DESCRIPTION OF THE TASK: Repeat the full listing below verbatim and keep the images out.

DATASET RECORDS:

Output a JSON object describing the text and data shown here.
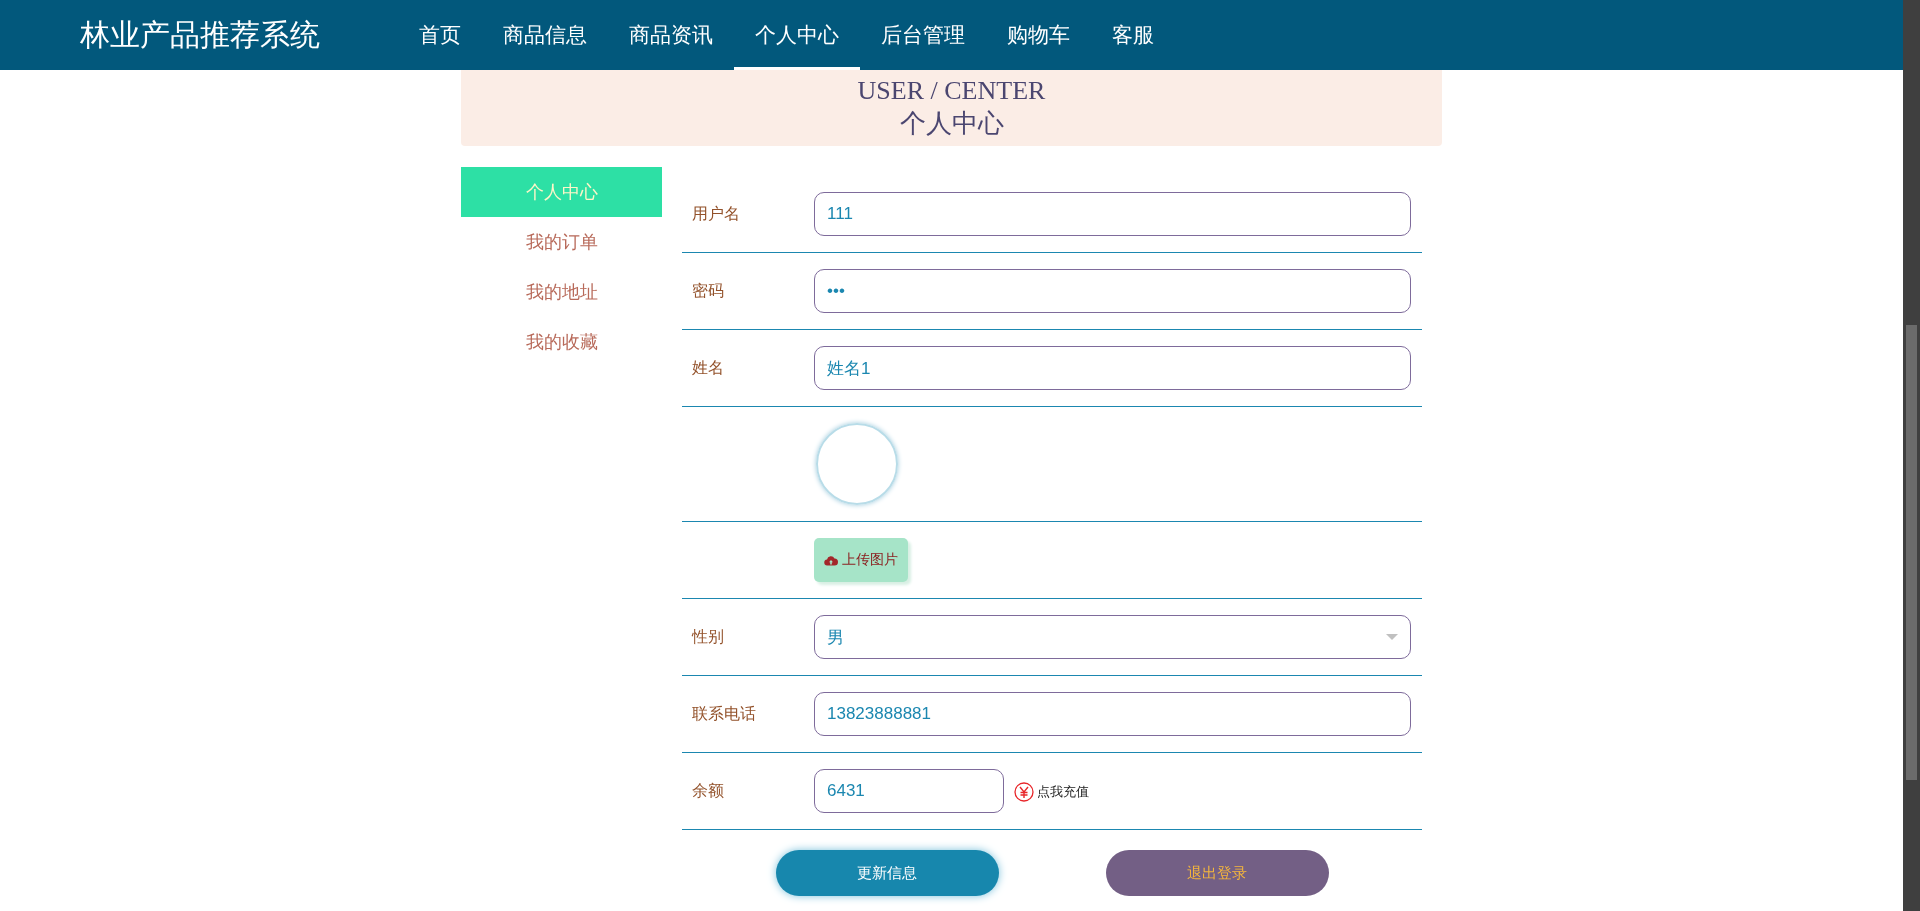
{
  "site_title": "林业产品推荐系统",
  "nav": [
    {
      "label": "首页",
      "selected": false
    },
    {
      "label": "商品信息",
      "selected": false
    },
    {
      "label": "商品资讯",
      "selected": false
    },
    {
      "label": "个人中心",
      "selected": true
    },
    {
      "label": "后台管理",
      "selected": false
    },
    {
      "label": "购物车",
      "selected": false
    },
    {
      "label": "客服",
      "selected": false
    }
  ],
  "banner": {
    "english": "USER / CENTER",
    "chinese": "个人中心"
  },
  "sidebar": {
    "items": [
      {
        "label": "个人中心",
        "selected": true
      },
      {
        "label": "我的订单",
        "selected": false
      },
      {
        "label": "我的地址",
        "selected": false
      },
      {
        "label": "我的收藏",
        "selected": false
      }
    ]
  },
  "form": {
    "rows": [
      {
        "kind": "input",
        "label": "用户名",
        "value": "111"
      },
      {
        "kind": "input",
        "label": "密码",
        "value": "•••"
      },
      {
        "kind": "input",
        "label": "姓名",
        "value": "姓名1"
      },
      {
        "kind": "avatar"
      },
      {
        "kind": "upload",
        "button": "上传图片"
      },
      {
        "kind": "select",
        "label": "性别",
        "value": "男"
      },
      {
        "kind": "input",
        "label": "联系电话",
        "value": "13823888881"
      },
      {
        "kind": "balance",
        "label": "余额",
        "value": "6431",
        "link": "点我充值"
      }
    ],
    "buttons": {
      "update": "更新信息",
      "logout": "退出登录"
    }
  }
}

RESPONSE:
Output a JSON object describing the text and data shown here.
{
  "site_title": "林业产品推荐系统",
  "nav": [
    {
      "label": "首页",
      "selected": false
    },
    {
      "label": "商品信息",
      "selected": false
    },
    {
      "label": "商品资讯",
      "selected": false
    },
    {
      "label": "个人中心",
      "selected": true
    },
    {
      "label": "后台管理",
      "selected": false
    },
    {
      "label": "购物车",
      "selected": false
    },
    {
      "label": "客服",
      "selected": false
    }
  ],
  "banner": {
    "english": "USER / CENTER",
    "chinese": "个人中心"
  },
  "sidebar": {
    "items": [
      {
        "label": "个人中心",
        "selected": true
      },
      {
        "label": "我的订单",
        "selected": false
      },
      {
        "label": "我的地址",
        "selected": false
      },
      {
        "label": "我的收藏",
        "selected": false
      }
    ]
  },
  "form": {
    "rows": [
      {
        "kind": "input",
        "label": "用户名",
        "value": "111"
      },
      {
        "kind": "input",
        "label": "密码",
        "value": "•••"
      },
      {
        "kind": "input",
        "label": "姓名",
        "value": "姓名1"
      },
      {
        "kind": "avatar"
      },
      {
        "kind": "upload",
        "button": "上传图片"
      },
      {
        "kind": "select",
        "label": "性别",
        "value": "男"
      },
      {
        "kind": "input",
        "label": "联系电话",
        "value": "13823888881"
      },
      {
        "kind": "balance",
        "label": "余额",
        "value": "6431",
        "link": "点我充值"
      }
    ],
    "buttons": {
      "update": "更新信息",
      "logout": "退出登录"
    }
  }
}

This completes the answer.